Lines before the one containing "Output the text content of this document." are excluded; reproduce that line and all lines after it in the entries below, exactly.

### RECORDS TO PROCESS
+++

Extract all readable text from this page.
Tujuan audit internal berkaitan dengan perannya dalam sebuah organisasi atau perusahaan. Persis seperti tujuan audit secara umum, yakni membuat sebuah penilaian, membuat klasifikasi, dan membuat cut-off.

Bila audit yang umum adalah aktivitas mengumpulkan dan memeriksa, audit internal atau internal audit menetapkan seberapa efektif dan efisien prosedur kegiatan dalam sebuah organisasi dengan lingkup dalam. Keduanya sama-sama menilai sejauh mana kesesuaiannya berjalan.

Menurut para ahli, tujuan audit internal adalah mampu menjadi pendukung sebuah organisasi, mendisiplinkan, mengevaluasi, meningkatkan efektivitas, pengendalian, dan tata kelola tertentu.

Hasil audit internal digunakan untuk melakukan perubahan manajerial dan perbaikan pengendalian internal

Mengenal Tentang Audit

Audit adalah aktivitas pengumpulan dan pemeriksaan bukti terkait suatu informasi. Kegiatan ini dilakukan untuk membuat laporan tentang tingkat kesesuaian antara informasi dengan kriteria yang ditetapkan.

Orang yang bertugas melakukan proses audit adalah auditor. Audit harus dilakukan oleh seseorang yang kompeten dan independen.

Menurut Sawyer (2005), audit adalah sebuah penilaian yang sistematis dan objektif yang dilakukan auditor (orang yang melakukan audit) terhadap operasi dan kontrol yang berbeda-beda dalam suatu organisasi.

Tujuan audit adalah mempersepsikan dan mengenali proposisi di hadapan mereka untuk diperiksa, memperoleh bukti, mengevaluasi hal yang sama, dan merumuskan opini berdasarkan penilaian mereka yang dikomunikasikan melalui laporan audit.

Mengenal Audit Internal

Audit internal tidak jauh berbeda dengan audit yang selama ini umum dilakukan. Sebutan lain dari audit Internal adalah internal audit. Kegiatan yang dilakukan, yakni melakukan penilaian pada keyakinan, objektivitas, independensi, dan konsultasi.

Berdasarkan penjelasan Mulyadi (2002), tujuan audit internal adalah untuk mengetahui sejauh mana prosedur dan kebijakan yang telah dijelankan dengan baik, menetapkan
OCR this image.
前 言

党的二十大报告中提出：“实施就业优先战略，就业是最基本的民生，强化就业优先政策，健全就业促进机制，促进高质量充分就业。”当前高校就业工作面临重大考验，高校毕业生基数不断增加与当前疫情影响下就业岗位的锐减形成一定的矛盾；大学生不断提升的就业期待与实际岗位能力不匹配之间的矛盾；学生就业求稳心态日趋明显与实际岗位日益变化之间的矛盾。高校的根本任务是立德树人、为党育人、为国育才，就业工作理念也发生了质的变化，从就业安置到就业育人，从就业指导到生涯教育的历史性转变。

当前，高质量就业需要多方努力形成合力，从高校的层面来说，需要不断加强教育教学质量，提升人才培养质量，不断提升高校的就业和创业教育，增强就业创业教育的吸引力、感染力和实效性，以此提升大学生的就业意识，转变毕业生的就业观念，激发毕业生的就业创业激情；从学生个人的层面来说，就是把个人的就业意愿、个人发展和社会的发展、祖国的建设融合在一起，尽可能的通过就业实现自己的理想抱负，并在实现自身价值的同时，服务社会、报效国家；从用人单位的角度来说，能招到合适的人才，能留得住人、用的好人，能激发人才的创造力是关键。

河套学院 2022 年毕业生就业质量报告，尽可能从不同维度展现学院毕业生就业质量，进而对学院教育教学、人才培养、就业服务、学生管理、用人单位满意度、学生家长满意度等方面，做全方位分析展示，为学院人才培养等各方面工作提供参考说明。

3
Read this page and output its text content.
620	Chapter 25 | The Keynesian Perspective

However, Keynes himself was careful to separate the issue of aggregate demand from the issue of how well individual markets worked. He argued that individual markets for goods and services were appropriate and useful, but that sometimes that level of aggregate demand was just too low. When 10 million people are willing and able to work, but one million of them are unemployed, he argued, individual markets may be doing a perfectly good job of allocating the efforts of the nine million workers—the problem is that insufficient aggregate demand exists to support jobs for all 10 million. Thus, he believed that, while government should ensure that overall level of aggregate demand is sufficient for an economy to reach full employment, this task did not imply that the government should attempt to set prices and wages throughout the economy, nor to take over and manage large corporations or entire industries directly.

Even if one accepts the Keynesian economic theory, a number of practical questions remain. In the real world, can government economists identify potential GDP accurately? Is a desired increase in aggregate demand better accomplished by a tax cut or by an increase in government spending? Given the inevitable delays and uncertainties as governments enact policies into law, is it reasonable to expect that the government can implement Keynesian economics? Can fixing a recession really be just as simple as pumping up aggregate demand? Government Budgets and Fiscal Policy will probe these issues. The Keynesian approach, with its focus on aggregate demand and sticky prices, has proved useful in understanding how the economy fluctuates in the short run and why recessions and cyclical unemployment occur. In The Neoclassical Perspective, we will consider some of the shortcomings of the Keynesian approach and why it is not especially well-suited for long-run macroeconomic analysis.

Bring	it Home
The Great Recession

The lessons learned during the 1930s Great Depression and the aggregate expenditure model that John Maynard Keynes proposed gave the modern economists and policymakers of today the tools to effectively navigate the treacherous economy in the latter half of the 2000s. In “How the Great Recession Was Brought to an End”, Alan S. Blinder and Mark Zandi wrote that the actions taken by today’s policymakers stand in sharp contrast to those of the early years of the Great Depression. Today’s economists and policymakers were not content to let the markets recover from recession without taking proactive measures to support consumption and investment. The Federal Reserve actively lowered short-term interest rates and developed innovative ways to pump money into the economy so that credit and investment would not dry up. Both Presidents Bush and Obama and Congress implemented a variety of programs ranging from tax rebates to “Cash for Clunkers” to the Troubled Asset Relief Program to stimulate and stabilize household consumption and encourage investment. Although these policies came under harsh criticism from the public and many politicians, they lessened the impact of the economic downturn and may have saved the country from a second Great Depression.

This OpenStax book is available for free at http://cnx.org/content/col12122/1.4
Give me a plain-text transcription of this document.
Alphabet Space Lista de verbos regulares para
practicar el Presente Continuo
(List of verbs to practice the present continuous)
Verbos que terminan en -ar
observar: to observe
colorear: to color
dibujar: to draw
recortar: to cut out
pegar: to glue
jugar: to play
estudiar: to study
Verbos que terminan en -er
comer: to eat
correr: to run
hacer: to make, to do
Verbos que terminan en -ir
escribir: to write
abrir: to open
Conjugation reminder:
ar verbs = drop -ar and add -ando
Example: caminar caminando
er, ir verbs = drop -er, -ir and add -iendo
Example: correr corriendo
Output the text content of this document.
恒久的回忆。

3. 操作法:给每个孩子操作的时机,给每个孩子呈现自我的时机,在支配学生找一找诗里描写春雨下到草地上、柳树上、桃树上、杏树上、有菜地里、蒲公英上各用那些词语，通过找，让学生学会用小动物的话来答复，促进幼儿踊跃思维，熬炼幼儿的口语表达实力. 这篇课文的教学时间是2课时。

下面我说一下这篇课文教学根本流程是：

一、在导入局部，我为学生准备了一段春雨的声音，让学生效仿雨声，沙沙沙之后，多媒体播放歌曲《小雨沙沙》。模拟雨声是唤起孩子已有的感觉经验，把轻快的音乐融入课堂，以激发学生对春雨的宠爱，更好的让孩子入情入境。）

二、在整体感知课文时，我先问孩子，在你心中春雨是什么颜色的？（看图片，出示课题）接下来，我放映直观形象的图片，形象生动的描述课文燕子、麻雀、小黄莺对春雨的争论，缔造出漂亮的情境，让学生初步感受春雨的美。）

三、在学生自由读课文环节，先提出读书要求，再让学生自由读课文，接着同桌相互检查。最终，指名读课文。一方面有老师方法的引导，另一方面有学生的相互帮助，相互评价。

+++

### ANSWER
Output the text content of this document.
恒久的回忆。

3. 操作法:给每个孩子操作的时机,给每个孩子呈现自我的时机,在支配学生找一找诗里描写春雨下到草地上、柳树上、桃树上、杏树上、有菜地里、蒲公英上各用那些词语，通过找，让学生学会用小动物的话来答复，促进幼儿踊跃思维，熬炼幼儿的口语表达实力. 这篇课文的教学时间是2课时。

下面我说一下这篇课文教学根本流程是：

一、在导入局部，我为学生准备了一段春雨的声音，让学生效仿雨声，沙沙沙之后，多媒体播放歌曲《小雨沙沙》。模拟雨声是唤起孩子已有的感觉经验，把轻快的音乐融入课堂，以激发学生对春雨的宠爱，更好的让孩子入情入境。）

二、在整体感知课文时，我先问孩子，在你心中春雨是什么颜色的？（看图片，出示课题）接下来，我放映直观形象的图片，形象生动的描述课文燕子、麻雀、小黄莺对春雨的争论，缔造出漂亮的情境，让学生初步感受春雨的美。）

三、在学生自由读课文环节，先提出读书要求，再让学生自由读课文，接着同桌相互检查。最终，指名读课文。一方面有老师方法的引导，另一方面有学生的相互帮助，相互评价。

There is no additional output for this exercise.